▶ Exercise directions: Filter these entries, keeping only lines that hold the word "this".

▶ Data records:
------------------------------

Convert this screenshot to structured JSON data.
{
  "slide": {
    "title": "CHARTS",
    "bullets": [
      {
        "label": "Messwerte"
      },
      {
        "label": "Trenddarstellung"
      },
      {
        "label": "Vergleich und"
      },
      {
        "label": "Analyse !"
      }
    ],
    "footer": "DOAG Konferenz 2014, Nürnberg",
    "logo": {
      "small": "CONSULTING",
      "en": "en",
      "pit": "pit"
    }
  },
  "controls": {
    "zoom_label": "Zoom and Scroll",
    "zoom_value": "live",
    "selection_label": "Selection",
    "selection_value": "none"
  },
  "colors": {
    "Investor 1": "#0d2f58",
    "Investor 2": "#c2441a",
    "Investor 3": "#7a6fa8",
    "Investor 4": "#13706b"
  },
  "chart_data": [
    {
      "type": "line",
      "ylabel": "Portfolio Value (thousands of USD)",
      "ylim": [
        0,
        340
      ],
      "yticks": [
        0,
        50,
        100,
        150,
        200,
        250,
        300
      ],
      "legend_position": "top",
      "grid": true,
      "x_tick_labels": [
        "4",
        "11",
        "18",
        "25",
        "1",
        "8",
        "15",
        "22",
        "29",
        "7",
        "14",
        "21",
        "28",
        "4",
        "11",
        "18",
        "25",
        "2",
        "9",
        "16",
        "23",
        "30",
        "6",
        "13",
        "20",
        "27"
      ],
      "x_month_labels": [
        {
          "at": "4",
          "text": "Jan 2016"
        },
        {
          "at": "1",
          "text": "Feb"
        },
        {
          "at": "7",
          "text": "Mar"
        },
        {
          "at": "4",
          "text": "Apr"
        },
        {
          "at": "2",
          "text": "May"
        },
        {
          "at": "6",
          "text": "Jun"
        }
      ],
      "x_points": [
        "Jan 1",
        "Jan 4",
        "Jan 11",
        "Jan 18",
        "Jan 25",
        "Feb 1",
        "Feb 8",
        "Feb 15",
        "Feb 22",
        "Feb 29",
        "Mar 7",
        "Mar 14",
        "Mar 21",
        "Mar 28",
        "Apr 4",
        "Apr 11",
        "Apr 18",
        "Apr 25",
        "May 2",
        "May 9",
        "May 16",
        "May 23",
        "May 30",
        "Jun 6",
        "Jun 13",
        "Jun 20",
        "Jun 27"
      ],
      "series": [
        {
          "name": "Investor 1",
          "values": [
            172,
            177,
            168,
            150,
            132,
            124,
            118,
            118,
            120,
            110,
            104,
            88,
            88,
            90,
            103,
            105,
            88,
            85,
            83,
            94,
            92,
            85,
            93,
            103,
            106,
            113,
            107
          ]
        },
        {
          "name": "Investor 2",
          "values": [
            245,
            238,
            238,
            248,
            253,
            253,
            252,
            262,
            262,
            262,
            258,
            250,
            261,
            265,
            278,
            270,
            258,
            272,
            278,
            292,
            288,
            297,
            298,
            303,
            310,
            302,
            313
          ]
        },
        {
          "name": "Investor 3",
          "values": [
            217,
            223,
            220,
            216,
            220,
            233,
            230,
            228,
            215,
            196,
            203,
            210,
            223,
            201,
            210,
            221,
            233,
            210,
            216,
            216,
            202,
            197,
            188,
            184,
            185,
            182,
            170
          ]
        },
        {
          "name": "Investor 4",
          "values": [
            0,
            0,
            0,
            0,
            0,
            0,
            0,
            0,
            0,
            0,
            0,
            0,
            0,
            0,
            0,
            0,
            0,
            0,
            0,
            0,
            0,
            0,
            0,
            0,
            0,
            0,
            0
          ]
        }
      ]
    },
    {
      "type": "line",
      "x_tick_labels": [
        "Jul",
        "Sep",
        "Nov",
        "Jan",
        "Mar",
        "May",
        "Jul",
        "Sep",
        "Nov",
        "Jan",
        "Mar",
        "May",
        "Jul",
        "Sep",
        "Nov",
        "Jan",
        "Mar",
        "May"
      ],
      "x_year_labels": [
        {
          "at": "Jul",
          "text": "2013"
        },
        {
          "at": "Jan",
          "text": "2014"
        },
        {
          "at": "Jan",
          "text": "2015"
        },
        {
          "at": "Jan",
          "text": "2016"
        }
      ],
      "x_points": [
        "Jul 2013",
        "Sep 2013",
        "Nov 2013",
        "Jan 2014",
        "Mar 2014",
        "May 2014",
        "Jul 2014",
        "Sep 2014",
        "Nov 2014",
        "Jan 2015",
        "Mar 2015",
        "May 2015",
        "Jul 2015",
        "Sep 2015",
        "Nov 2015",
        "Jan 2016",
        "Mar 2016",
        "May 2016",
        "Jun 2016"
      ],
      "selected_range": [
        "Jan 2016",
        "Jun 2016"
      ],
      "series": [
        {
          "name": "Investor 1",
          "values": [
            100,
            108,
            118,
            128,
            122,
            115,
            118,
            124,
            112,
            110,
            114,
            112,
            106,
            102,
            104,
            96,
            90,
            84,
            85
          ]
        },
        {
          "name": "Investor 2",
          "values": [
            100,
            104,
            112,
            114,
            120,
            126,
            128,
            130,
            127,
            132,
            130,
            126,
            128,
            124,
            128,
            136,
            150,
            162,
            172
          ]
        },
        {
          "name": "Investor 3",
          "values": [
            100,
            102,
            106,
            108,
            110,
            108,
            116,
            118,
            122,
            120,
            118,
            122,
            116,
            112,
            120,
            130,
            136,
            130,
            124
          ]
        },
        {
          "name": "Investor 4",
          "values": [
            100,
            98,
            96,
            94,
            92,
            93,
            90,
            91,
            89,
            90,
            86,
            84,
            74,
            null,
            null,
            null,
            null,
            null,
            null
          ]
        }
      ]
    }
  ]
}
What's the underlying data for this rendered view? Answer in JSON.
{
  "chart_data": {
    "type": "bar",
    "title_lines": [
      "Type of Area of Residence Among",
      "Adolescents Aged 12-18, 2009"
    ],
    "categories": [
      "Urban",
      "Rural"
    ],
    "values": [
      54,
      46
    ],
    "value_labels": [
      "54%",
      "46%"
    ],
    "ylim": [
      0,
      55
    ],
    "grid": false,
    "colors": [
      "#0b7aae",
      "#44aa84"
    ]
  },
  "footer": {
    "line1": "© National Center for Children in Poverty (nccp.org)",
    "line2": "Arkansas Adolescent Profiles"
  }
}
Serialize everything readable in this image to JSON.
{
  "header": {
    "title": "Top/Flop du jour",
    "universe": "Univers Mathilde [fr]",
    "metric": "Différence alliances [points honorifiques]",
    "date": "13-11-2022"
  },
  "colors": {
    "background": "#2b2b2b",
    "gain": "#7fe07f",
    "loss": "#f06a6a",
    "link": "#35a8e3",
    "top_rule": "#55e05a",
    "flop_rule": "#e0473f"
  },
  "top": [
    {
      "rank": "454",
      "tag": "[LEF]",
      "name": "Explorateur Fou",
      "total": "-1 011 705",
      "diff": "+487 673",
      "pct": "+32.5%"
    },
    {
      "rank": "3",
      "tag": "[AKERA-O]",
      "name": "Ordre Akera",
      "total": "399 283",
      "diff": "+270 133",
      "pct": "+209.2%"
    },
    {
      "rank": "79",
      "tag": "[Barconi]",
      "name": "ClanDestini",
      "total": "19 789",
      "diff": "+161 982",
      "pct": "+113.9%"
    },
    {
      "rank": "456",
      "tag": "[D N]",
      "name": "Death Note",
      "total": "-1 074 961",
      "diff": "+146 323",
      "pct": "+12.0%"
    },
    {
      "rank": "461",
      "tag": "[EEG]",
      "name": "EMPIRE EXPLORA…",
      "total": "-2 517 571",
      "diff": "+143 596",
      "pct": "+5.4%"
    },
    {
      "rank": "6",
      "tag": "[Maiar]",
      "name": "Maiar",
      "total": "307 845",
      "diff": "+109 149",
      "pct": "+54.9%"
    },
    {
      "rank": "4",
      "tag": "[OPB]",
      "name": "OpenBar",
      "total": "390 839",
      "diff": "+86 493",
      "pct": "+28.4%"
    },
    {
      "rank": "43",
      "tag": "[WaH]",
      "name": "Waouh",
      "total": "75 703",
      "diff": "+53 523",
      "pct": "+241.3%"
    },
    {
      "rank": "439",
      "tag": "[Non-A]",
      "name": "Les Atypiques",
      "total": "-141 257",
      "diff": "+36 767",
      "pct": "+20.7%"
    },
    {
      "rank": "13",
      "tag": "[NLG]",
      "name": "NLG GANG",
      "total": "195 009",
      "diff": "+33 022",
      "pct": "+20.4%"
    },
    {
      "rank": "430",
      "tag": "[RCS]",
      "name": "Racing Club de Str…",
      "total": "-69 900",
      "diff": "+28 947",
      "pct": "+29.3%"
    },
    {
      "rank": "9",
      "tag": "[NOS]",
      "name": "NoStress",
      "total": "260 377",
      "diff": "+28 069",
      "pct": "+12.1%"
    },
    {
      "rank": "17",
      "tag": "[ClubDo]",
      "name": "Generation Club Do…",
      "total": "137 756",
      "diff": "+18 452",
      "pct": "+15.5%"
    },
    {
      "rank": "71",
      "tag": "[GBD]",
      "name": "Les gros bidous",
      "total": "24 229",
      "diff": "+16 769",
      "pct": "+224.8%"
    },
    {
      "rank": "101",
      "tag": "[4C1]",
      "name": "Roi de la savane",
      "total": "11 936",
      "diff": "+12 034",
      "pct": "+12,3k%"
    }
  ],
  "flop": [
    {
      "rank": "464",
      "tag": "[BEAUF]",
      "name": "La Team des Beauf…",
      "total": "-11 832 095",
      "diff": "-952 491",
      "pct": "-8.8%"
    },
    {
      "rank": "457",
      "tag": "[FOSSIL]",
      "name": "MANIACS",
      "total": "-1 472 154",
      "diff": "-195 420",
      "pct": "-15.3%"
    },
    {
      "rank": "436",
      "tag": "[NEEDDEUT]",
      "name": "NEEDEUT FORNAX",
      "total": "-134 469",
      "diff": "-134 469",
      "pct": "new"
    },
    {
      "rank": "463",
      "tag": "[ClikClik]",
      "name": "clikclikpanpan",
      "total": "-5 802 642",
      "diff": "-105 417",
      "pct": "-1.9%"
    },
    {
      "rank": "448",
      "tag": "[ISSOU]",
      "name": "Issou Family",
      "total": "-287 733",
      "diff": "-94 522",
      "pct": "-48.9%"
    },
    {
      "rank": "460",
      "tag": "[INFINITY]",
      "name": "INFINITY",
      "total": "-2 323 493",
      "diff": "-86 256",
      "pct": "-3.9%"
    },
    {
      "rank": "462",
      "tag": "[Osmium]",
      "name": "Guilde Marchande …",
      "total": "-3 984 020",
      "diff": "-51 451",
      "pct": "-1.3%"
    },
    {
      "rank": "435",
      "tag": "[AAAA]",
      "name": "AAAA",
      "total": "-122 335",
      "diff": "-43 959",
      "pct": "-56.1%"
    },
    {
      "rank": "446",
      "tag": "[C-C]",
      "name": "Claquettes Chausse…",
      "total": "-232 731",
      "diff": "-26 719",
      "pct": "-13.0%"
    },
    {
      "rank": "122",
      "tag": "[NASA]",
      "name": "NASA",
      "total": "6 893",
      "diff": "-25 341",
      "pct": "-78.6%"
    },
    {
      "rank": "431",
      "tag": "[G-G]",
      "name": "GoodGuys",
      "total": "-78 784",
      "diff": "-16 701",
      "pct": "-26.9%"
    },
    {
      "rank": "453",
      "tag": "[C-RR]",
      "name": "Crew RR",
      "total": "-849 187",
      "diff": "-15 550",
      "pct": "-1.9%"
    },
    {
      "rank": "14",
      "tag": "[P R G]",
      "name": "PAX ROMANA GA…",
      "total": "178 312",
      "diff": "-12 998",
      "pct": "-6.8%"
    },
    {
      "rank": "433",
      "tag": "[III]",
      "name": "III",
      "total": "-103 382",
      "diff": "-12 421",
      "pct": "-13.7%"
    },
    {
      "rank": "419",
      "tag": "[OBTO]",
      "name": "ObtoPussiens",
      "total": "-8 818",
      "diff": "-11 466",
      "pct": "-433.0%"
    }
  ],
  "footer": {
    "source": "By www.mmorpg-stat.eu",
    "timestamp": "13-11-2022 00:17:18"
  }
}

------------------------------

▶ Answer to the problem:
Convert this screenshot to structured JSON data.
What's the underlying data for this rendered view? Answer in JSON.
Serialize everything readable in this image to JSON.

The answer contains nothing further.